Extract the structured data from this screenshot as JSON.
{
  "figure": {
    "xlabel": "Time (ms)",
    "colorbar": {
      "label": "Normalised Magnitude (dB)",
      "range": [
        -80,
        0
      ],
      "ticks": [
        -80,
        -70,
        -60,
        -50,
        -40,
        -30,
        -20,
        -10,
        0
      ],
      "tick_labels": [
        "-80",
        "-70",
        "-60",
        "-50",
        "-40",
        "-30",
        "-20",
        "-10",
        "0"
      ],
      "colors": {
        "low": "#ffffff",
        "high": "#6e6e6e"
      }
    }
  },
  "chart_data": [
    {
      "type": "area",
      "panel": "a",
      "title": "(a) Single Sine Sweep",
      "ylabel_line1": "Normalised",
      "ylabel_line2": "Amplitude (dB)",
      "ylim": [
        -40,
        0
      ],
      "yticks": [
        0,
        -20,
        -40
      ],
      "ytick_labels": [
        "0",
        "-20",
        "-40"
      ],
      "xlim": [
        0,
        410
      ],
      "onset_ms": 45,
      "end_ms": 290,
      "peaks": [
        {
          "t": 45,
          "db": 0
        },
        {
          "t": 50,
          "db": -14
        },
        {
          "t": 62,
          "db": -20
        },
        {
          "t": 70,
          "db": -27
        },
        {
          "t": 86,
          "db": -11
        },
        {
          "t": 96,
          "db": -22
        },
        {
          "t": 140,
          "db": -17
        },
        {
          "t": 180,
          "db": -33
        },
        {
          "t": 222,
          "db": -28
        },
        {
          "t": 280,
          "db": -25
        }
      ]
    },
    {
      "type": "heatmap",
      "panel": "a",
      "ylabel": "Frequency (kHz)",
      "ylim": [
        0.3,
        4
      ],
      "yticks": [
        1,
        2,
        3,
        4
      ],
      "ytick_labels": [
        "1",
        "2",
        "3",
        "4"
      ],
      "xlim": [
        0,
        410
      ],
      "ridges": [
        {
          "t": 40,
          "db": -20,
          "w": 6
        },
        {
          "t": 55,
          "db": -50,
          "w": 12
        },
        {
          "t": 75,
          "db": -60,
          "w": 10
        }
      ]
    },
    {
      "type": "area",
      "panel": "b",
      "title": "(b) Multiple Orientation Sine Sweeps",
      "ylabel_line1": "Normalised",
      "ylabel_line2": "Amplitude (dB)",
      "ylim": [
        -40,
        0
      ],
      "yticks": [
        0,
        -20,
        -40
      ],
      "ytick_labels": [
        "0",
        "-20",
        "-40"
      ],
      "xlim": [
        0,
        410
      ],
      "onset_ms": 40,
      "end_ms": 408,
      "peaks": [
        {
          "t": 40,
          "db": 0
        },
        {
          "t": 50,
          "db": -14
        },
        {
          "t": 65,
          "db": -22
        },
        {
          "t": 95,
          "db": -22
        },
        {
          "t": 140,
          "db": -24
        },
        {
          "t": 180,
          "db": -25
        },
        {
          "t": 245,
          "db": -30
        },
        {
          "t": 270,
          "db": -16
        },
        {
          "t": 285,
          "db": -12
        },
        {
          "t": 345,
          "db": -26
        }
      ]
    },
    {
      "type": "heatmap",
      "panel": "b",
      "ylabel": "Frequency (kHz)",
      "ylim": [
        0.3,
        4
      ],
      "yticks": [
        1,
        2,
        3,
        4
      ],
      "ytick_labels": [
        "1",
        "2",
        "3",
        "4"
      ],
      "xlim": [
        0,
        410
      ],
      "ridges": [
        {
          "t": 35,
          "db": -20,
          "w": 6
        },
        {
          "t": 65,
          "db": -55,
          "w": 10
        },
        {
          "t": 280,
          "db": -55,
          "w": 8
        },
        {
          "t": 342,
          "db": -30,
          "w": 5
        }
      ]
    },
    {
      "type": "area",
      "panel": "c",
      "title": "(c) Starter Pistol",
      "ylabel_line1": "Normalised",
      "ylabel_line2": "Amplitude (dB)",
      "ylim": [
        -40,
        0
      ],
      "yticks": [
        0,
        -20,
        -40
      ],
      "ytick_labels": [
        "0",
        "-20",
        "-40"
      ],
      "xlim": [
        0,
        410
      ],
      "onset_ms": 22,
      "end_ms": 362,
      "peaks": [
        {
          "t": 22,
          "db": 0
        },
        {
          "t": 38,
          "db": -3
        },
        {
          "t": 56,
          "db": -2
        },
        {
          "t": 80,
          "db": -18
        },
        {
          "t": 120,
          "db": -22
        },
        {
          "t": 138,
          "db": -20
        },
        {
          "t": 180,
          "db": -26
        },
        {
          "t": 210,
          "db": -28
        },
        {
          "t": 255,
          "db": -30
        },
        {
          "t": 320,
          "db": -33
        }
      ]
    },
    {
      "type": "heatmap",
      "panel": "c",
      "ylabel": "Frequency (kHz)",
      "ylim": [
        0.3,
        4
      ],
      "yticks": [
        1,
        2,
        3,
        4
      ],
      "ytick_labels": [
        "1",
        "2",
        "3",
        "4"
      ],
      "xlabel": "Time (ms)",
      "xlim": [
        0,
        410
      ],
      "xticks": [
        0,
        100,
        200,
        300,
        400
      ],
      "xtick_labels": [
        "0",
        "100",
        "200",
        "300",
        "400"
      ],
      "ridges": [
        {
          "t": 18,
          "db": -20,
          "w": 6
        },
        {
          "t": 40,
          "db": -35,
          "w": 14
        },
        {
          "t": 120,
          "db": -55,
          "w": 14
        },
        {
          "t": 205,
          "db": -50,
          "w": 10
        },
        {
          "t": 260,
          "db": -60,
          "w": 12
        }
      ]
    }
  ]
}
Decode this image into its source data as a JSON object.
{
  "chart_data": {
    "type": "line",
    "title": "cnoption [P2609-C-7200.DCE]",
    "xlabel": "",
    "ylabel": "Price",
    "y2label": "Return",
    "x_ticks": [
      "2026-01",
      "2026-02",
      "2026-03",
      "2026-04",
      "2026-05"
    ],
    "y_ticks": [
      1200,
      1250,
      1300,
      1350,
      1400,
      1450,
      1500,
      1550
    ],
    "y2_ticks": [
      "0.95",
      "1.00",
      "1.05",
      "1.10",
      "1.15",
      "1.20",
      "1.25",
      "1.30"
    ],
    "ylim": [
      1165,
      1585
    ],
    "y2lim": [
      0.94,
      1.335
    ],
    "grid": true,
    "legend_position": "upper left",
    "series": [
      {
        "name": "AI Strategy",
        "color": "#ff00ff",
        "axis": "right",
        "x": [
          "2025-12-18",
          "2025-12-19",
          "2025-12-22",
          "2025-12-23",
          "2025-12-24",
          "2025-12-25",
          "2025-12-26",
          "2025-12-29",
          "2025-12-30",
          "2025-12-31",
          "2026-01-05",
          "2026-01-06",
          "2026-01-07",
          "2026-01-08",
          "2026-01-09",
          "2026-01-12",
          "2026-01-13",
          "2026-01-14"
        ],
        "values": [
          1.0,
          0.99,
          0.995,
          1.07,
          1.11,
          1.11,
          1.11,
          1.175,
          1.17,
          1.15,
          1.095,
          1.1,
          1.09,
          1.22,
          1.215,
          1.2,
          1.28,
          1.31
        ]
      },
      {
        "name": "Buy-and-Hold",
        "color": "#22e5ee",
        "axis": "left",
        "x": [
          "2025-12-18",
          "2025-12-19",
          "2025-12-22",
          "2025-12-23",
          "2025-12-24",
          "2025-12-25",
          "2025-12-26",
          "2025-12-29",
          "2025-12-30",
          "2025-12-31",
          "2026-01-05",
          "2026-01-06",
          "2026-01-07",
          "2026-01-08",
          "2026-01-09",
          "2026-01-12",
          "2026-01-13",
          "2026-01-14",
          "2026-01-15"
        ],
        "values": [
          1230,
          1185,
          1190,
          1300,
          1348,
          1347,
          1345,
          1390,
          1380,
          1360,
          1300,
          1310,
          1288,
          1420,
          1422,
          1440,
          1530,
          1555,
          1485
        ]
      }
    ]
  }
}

========================================

• Aim: List the lines that contain the word "this".

• Exercise solution:
Extract the structured data from this screenshot as JSON.
Decode this image into its source data as a JSON object.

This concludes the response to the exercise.